Description of the task.
Reproduce every entry exactly.

══════════

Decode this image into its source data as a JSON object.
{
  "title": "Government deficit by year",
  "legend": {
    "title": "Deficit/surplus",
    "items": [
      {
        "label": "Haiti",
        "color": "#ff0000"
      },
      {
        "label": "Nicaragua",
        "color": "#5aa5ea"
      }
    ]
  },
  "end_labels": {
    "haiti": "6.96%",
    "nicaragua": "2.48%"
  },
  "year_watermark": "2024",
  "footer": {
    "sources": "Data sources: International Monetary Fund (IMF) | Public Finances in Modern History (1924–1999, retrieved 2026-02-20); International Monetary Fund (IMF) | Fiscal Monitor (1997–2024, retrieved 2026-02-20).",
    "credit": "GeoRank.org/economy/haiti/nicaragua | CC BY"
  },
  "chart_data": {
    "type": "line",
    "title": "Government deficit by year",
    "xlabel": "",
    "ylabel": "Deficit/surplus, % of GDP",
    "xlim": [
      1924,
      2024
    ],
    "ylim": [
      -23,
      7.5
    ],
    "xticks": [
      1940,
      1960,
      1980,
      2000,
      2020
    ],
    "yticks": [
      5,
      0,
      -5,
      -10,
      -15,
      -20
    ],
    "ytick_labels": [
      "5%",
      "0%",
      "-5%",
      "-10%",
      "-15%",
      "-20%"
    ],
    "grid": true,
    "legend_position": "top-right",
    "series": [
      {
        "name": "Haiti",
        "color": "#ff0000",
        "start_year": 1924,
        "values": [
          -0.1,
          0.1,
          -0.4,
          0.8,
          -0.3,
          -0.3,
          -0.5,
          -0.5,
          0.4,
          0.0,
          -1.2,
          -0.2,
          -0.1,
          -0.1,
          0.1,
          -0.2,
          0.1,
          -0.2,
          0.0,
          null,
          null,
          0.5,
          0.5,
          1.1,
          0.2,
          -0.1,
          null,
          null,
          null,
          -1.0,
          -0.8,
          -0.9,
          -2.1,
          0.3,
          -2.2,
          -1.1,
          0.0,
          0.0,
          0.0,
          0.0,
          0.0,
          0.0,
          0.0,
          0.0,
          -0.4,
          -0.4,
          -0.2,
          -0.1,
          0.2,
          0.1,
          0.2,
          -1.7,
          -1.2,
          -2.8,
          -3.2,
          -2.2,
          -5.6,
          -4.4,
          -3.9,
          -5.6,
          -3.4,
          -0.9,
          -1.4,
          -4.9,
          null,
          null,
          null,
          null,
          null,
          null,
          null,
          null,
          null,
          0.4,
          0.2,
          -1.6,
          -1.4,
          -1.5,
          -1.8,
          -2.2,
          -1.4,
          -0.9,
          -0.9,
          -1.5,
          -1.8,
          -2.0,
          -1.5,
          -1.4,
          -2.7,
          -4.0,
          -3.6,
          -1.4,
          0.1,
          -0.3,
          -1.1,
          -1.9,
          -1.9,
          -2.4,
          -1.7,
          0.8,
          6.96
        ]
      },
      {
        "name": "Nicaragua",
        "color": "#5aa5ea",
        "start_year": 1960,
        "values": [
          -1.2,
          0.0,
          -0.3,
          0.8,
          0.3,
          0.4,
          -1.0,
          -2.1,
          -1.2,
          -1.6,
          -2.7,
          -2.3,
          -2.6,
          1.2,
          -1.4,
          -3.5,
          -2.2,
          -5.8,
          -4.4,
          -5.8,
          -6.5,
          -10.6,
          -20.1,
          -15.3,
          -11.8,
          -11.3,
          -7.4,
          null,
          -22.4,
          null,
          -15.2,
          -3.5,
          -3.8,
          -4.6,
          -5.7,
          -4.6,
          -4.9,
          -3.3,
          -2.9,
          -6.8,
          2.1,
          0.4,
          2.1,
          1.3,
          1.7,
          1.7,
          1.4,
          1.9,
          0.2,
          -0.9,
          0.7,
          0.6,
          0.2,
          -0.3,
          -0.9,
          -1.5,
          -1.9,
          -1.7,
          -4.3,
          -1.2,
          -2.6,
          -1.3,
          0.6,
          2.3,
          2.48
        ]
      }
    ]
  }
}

══════════

Answer to the problem.
Decode this image into its source data as a JSON object.
{
  "title": "Government deficit by year",
  "legend": {
    "title": "Deficit/surplus",
    "items": [
      {
        "label": "Haiti",
        "color": "#ff0000"
      },
      {
        "label": "Nicaragua",
        "color": "#5aa5ea"
      }
    ]
  },
  "end_labels": {
    "haiti": "6.96%",
    "nicaragua": "2.48%"
  },
  "year_watermark": "2024",
  "footer": {
    "sources": "Data sources: International Monetary Fund (IMF) | Public Finances in Modern History (1924–1999, retrieved 2026-02-20); International Monetary Fund (IMF) | Fiscal Monitor (1997–2024, retrieved 2026-02-20).",
    "credit": "GeoRank.org/economy/haiti/nicaragua | CC BY"
  },
  "chart_data": {
    "type": "line",
    "title": "Government deficit by year",
    "xlabel": "",
    "ylabel": "Deficit/surplus, % of GDP",
    "xlim": [
      1924,
      2024
    ],
    "ylim": [
      -23,
      7.5
    ],
    "xticks": [
      1940,
      1960,
      1980,
      2000,
      2020
    ],
    "yticks": [
      5,
      0,
      -5,
      -10,
      -15,
      -20
    ],
    "ytick_labels": [
      "5%",
      "0%",
      "-5%",
      "-10%",
      "-15%",
      "-20%"
    ],
    "grid": true,
    "legend_position": "top-right",
    "series": [
      {
        "name": "Haiti",
        "color": "#ff0000",
        "start_year": 1924,
        "values": [
          -0.1,
          0.1,
          -0.4,
          0.8,
          -0.3,
          -0.3,
          -0.5,
          -0.5,
          0.4,
          0.0,
          -1.2,
          -0.2,
          -0.1,
          -0.1,
          0.1,
          -0.2,
          0.1,
          -0.2,
          0.0,
          null,
          null,
          0.5,
          0.5,
          1.1,
          0.2,
          -0.1,
          null,
          null,
          null,
          -1.0,
          -0.8,
          -0.9,
          -2.1,
          0.3,
          -2.2,
          -1.1,
          0.0,
          0.0,
          0.0,
          0.0,
          0.0,
          0.0,
          0.0,
          0.0,
          -0.4,
          -0.4,
          -0.2,
          -0.1,
          0.2,
          0.1,
          0.2,
          -1.7,
          -1.2,
          -2.8,
          -3.2,
          -2.2,
          -5.6,
          -4.4,
          -3.9,
          -5.6,
          -3.4,
          -0.9,
          -1.4,
          -4.9,
          null,
          null,
          null,
          null,
          null,
          null,
          null,
          null,
          null,
          0.4,
          0.2,
          -1.6,
          -1.4,
          -1.5,
          -1.8,
          -2.2,
          -1.4,
          -0.9,
          -0.9,
          -1.5,
          -1.8,
          -2.0,
          -1.5,
          -1.4,
          -2.7,
          -4.0,
          -3.6,
          -1.4,
          0.1,
          -0.3,
          -1.1,
          -1.9,
          -1.9,
          -2.4,
          -1.7,
          0.8,
          6.96
        ]
      },
      {
        "name": "Nicaragua",
        "color": "#5aa5ea",
        "start_year": 1960,
        "values": [
          -1.2,
          0.0,
          -0.3,
          0.8,
          0.3,
          0.4,
          -1.0,
          -2.1,
          -1.2,
          -1.6,
          -2.7,
          -2.3,
          -2.6,
          1.2,
          -1.4,
          -3.5,
          -2.2,
          -5.8,
          -4.4,
          -5.8,
          -6.5,
          -10.6,
          -20.1,
          -15.3,
          -11.8,
          -11.3,
          -7.4,
          null,
          -22.4,
          null,
          -15.2,
          -3.5,
          -3.8,
          -4.6,
          -5.7,
          -4.6,
          -4.9,
          -3.3,
          -2.9,
          -6.8,
          2.1,
          0.4,
          2.1,
          1.3,
          1.7,
          1.7,
          1.4,
          1.9,
          0.2,
          -0.9,
          0.7,
          0.6,
          0.2,
          -0.3,
          -0.9,
          -1.5,
          -1.9,
          -1.7,
          -4.3,
          -1.2,
          -2.6,
          -1.3,
          0.6,
          2.3,
          2.48
        ]
      }
    ]
  }
}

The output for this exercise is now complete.